- Task requirements
Reproduce the data exactly.

- Information supplied
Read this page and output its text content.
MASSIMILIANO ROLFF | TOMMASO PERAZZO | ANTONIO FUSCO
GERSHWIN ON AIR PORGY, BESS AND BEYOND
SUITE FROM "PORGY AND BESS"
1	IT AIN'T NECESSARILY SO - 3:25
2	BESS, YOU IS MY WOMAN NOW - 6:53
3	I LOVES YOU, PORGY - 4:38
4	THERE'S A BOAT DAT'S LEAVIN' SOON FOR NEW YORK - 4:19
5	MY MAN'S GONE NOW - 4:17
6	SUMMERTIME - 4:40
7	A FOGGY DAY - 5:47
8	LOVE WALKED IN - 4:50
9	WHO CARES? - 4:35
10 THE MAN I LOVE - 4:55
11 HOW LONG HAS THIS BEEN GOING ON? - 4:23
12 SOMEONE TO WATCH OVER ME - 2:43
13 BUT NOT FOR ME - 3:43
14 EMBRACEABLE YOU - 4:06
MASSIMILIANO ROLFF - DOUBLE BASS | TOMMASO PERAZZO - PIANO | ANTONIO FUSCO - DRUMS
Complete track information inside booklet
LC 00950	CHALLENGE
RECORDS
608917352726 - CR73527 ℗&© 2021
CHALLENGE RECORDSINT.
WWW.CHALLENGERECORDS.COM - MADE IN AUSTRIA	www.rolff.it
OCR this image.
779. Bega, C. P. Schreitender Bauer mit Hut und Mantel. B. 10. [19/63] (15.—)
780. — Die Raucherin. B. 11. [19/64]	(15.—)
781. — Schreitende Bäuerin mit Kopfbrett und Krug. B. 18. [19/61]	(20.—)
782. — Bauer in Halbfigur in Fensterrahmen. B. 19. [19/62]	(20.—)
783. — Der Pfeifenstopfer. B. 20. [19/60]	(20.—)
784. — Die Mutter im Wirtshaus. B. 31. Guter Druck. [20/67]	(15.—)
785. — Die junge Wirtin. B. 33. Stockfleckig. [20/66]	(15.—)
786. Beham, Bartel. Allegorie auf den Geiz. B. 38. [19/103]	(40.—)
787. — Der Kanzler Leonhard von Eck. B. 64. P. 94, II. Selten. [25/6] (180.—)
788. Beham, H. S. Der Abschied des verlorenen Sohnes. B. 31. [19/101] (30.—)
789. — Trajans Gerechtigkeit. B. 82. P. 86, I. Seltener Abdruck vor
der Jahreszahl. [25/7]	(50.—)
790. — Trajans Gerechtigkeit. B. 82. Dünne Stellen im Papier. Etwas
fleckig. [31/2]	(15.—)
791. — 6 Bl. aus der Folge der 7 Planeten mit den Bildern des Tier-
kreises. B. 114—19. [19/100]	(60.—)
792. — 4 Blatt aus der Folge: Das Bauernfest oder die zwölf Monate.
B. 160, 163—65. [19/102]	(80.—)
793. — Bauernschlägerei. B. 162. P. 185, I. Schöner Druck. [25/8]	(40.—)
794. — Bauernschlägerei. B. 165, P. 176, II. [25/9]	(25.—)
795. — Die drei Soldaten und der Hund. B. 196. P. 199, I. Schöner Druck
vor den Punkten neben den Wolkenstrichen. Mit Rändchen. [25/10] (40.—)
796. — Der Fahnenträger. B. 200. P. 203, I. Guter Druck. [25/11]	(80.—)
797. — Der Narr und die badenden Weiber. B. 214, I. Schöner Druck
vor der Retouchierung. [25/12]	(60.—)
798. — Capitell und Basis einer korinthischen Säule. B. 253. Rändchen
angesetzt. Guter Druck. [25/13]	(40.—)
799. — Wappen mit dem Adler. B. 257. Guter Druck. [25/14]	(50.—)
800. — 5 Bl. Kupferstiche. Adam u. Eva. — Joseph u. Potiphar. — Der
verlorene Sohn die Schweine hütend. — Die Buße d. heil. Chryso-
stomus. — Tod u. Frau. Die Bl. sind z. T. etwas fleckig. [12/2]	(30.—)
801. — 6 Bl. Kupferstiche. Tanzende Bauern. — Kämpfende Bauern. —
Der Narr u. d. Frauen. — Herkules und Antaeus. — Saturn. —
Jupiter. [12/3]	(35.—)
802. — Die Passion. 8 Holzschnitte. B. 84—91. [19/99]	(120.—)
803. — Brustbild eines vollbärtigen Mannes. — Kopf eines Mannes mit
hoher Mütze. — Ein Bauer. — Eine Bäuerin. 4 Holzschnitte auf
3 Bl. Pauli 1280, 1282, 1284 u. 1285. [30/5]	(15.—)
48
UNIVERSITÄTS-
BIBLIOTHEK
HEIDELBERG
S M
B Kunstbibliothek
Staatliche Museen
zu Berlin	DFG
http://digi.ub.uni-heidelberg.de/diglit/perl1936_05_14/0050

- Solved problem
Read this page and output its text content.
MASSIMILIANO ROLFF | TOMMASO PERAZZO | ANTONIO FUSCO
GERSHWIN ON AIR PORGY, BESS AND BEYOND
SUITE FROM "PORGY AND BESS"
1	IT AIN'T NECESSARILY SO - 3:25
2	BESS, YOU IS MY WOMAN NOW - 6:53
3	I LOVES YOU, PORGY - 4:38
4	THERE'S A BOAT DAT'S LEAVIN' SOON FOR NEW YORK - 4:19
5	MY MAN'S GONE NOW - 4:17
6	SUMMERTIME - 4:40
7	A FOGGY DAY - 5:47
8	LOVE WALKED IN - 4:50
9	WHO CARES? - 4:35
10 THE MAN I LOVE - 4:55
11 HOW LONG HAS THIS BEEN GOING ON? - 4:23
12 SOMEONE TO WATCH OVER ME - 2:43
13 BUT NOT FOR ME - 3:43
14 EMBRACEABLE YOU - 4:06
MASSIMILIANO ROLFF - DOUBLE BASS | TOMMASO PERAZZO - PIANO | ANTONIO FUSCO - DRUMS
Complete track information inside booklet
LC 00950	CHALLENGE
RECORDS
608917352726 - CR73527 ℗&© 2021
CHALLENGE RECORDSINT.
WWW.CHALLENGERECORDS.COM - MADE IN AUSTRIA	www.rolff.it
OCR this image.
779. Bega, C. P. Schreitender Bauer mit Hut und Mantel. B. 10. [19/63] (15.—)
780. — Die Raucherin. B. 11. [19/64]	(15.—)
781. — Schreitende Bäuerin mit Kopfbrett und Krug. B. 18. [19/61]	(20.—)
782. — Bauer in Halbfigur in Fensterrahmen. B. 19. [19/62]	(20.—)
783. — Der Pfeifenstopfer. B. 20. [19/60]	(20.—)
784. — Die Mutter im Wirtshaus. B. 31. Guter Druck. [20/67]	(15.—)
785. — Die junge Wirtin. B. 33. Stockfleckig. [20/66]	(15.—)
786. Beham, Bartel. Allegorie auf den Geiz. B. 38. [19/103]	(40.—)
787. — Der Kanzler Leonhard von Eck. B. 64. P. 94, II. Selten. [25/6] (180.—)
788. Beham, H. S. Der Abschied des verlorenen Sohnes. B. 31. [19/101] (30.—)
789. — Trajans Gerechtigkeit. B. 82. P. 86, I. Seltener Abdruck vor
der Jahreszahl. [25/7]	(50.—)
790. — Trajans Gerechtigkeit. B. 82. Dünne Stellen im Papier. Etwas
fleckig. [31/2]	(15.—)
791. — 6 Bl. aus der Folge der 7 Planeten mit den Bildern des Tier-
kreises. B. 114—19. [19/100]	(60.—)
792. — 4 Blatt aus der Folge: Das Bauernfest oder die zwölf Monate.
B. 160, 163—65. [19/102]	(80.—)
793. — Bauernschlägerei. B. 162. P. 185, I. Schöner Druck. [25/8]	(40.—)
794. — Bauernschlägerei. B. 165, P. 176, II. [25/9]	(25.—)
795. — Die drei Soldaten und der Hund. B. 196. P. 199, I. Schöner Druck
vor den Punkten neben den Wolkenstrichen. Mit Rändchen. [25/10] (40.—)
796. — Der Fahnenträger. B. 200. P. 203, I. Guter Druck. [25/11]	(80.—)
797. — Der Narr und die badenden Weiber. B. 214, I. Schöner Druck
vor der Retouchierung. [25/12]	(60.—)
798. — Capitell und Basis einer korinthischen Säule. B. 253. Rändchen
angesetzt. Guter Druck. [25/13]	(40.—)
799. — Wappen mit dem Adler. B. 257. Guter Druck. [25/14]	(50.—)
800. — 5 Bl. Kupferstiche. Adam u. Eva. — Joseph u. Potiphar. — Der
verlorene Sohn die Schweine hütend. — Die Buße d. heil. Chryso-
stomus. — Tod u. Frau. Die Bl. sind z. T. etwas fleckig. [12/2]	(30.—)
801. — 6 Bl. Kupferstiche. Tanzende Bauern. — Kämpfende Bauern. —
Der Narr u. d. Frauen. — Herkules und Antaeus. — Saturn. —
Jupiter. [12/3]	(35.—)
802. — Die Passion. 8 Holzschnitte. B. 84—91. [19/99]	(120.—)
803. — Brustbild eines vollbärtigen Mannes. — Kopf eines Mannes mit
hoher Mütze. — Ein Bauer. — Eine Bäuerin. 4 Holzschnitte auf
3 Bl. Pauli 1280, 1282, 1284 u. 1285. [30/5]	(15.—)
48
UNIVERSITÄTS-
BIBLIOTHEK
HEIDELBERG
S M
B Kunstbibliothek
Staatliche Museen
zu Berlin	DFG
http://digi.ub.uni-heidelberg.de/diglit/perl1936_05_14/0050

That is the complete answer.